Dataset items
........

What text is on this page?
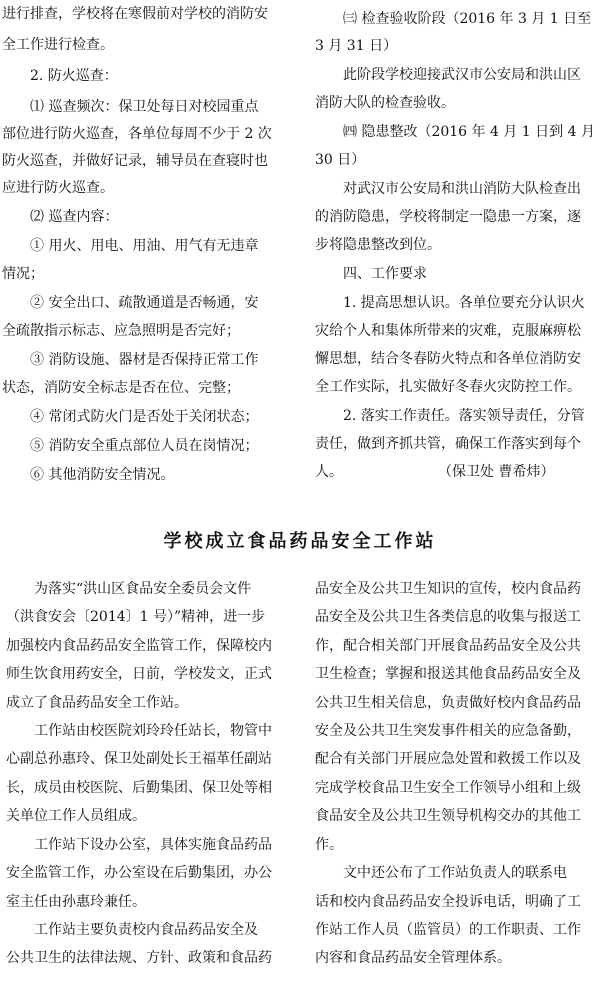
进行排查，学校将在寒假前对学校的消防安
全工作进行检查。
2. 防火巡查：
⑴ 巡查频次：保卫处每日对校园重点
部位进行防火巡查，各单位每周不少于 2 次
防火巡查，并做好记录，辅导员在查寝时也
应进行防火巡查。
⑵ 巡查内容：
① 用火、用电、用油、用气有无违章
情况；
② 安全出口、疏散通道是否畅通，安
全疏散指示标志、应急照明是否完好；
③ 消防设施、器材是否保持正常工作
状态，消防安全标志是否在位、完整；
④ 常闭式防火门是否处于关闭状态；
⑤ 消防安全重点部位人员在岗情况；
⑥ 其他消防安全情况。
㈢ 检查验收阶段（2016 年 3 月 1 日至
3 月 31 日）
此阶段学校迎接武汉市公安局和洪山区
消防大队的检查验收。
㈣ 隐患整改（2016 年 4 月 1 日到 4 月
30 日）
对武汉市公安局和洪山消防大队检查出
的消防隐患，学校将制定一隐患一方案，逐
步将隐患整改到位。
四、工作要求
1. 提高思想认识。各单位要充分认识火
灾给个人和集体所带来的灾难，克服麻痹松
懈思想，结合冬春防火特点和各单位消防安
全工作实际，扎实做好冬春火灾防控工作。
2. 落实工作责任。落实领导责任，分管
责任，做到齐抓共管，确保工作落实到每个
人。	（保卫处 曹希炜）
学校成立食品药品安全工作站
为落实“洪山区食品安全委员会文件
（洪食安会〔2014〕1 号）”精神，进一步
加强校内食品药品安全监管工作，保障校内
师生饮食用药安全，日前，学校发文，正式
成立了食品药品安全工作站。
工作站由校医院刘玲玲任站长，物管中
心副总孙惠玲、保卫处副处长王福革任副站
长，成员由校医院、后勤集团、保卫处等相
关单位工作人员组成。
工作站下设办公室，具体实施食品药品
安全监管工作，办公室设在后勤集团，办公
室主任由孙惠玲兼任。
工作站主要负责校内食品药品安全及
公共卫生的法律法规、方针、政策和食品药
品安全及公共卫生知识的宣传，校内食品药
品安全及公共卫生各类信息的收集与报送工
作，配合相关部门开展食品药品安全及公共
卫生检查；掌握和报送其他食品药品安全及
公共卫生相关信息，负责做好校内食品药品
安全及公共卫生突发事件相关的应急备勤，
配合有关部门开展应急处置和救援工作以及
完成学校食品卫生安全工作领导小组和上级
食品安全及公共卫生领导机构交办的其他工
作。
文中还公布了工作站负责人的联系电
话和校内食品药品安全投诉电话，明确了工
作站工作人员（监管员）的工作职责、工作
内容和食品药品安全管理体系。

........

What the task asks: All records should be output exactly, with the pictures left out.

Result below:
What text is on this page?
进行排查，学校将在寒假前对学校的消防安
全工作进行检查。
2. 防火巡查：
⑴ 巡查频次：保卫处每日对校园重点
部位进行防火巡查，各单位每周不少于 2 次
防火巡查，并做好记录，辅导员在查寝时也
应进行防火巡查。
⑵ 巡查内容：
① 用火、用电、用油、用气有无违章
情况；
② 安全出口、疏散通道是否畅通，安
全疏散指示标志、应急照明是否完好；
③ 消防设施、器材是否保持正常工作
状态，消防安全标志是否在位、完整；
④ 常闭式防火门是否处于关闭状态；
⑤ 消防安全重点部位人员在岗情况；
⑥ 其他消防安全情况。
㈢ 检查验收阶段（2016 年 3 月 1 日至
3 月 31 日）
此阶段学校迎接武汉市公安局和洪山区
消防大队的检查验收。
㈣ 隐患整改（2016 年 4 月 1 日到 4 月
30 日）
对武汉市公安局和洪山消防大队检查出
的消防隐患，学校将制定一隐患一方案，逐
步将隐患整改到位。
四、工作要求
1. 提高思想认识。各单位要充分认识火
灾给个人和集体所带来的灾难，克服麻痹松
懈思想，结合冬春防火特点和各单位消防安
全工作实际，扎实做好冬春火灾防控工作。
2. 落实工作责任。落实领导责任，分管
责任，做到齐抓共管，确保工作落实到每个
人。	（保卫处 曹希炜）
学校成立食品药品安全工作站
为落实“洪山区食品安全委员会文件
（洪食安会〔2014〕1 号）”精神，进一步
加强校内食品药品安全监管工作，保障校内
师生饮食用药安全，日前，学校发文，正式
成立了食品药品安全工作站。
工作站由校医院刘玲玲任站长，物管中
心副总孙惠玲、保卫处副处长王福革任副站
长，成员由校医院、后勤集团、保卫处等相
关单位工作人员组成。
工作站下设办公室，具体实施食品药品
安全监管工作，办公室设在后勤集团，办公
室主任由孙惠玲兼任。
工作站主要负责校内食品药品安全及
公共卫生的法律法规、方针、政策和食品药
品安全及公共卫生知识的宣传，校内食品药
品安全及公共卫生各类信息的收集与报送工
作，配合相关部门开展食品药品安全及公共
卫生检查；掌握和报送其他食品药品安全及
公共卫生相关信息，负责做好校内食品药品
安全及公共卫生突发事件相关的应急备勤，
配合有关部门开展应急处置和救援工作以及
完成学校食品卫生安全工作领导小组和上级
食品安全及公共卫生领导机构交办的其他工
作。
文中还公布了工作站负责人的联系电
话和校内食品药品安全投诉电话，明确了工
作站工作人员（监管员）的工作职责、工作
内容和食品药品安全管理体系。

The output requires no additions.